** START Provided data **
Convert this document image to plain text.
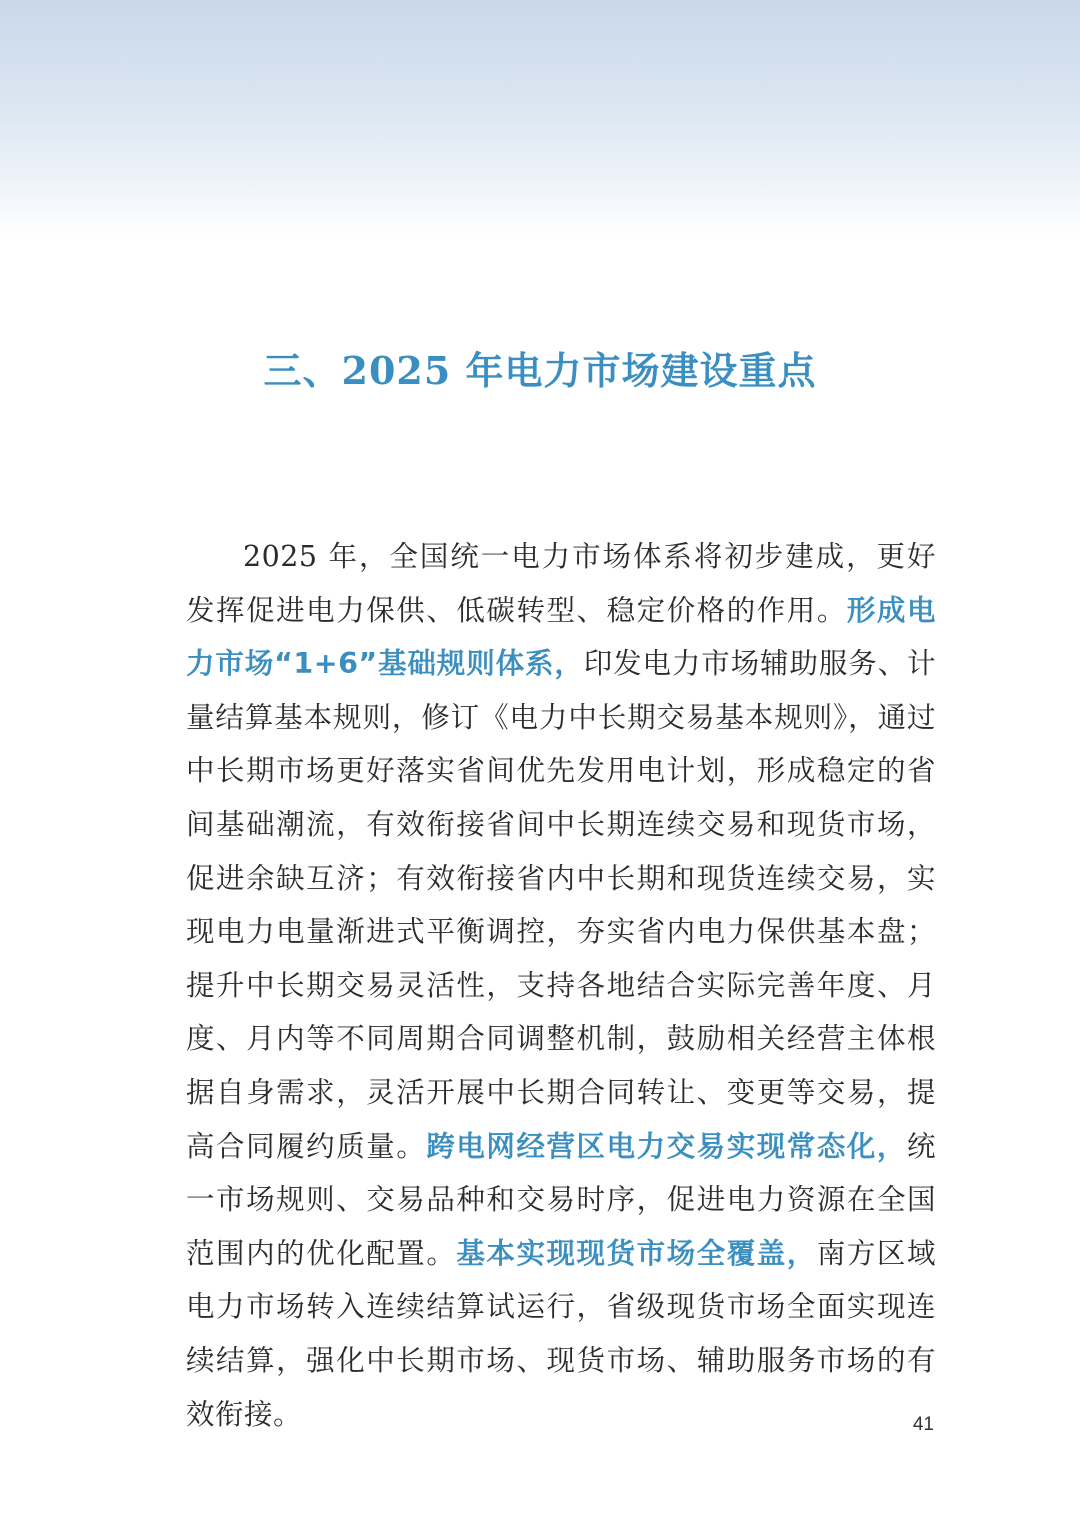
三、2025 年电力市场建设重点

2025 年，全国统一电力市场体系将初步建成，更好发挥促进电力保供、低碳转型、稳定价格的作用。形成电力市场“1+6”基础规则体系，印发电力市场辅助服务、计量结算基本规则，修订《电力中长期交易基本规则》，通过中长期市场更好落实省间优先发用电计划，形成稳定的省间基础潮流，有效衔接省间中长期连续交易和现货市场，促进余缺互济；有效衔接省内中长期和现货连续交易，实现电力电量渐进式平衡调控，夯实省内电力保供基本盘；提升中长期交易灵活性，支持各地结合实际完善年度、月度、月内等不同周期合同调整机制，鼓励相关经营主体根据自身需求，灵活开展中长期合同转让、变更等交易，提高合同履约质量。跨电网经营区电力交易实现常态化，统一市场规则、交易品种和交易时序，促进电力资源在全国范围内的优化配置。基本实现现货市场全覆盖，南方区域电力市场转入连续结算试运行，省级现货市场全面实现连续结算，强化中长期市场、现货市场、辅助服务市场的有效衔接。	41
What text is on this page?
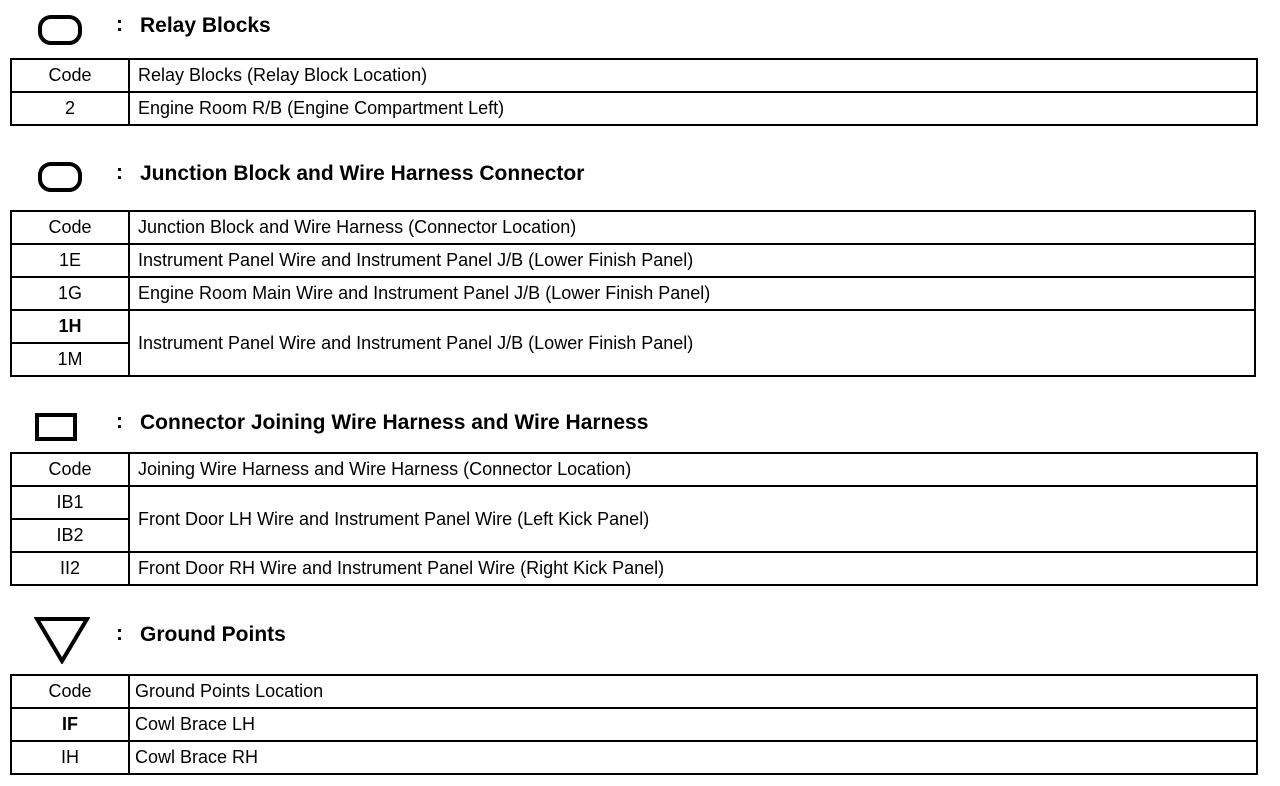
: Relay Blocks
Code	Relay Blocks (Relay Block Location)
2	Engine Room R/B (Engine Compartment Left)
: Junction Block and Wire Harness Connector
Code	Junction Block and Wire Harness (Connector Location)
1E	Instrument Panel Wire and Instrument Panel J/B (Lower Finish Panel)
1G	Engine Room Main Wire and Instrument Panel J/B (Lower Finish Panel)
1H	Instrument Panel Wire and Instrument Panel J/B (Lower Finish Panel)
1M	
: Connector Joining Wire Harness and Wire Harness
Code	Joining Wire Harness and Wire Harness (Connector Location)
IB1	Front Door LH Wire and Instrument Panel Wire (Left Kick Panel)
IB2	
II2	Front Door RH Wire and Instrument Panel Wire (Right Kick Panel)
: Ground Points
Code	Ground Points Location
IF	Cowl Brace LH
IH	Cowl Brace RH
** END Provided data **
**The problem:** From the entries above, copy each line holding "Junction".

**Exercise solution:**
: Junction Block and Wire Harness Connector
Code	Junction Block and Wire Harness (Connector Location)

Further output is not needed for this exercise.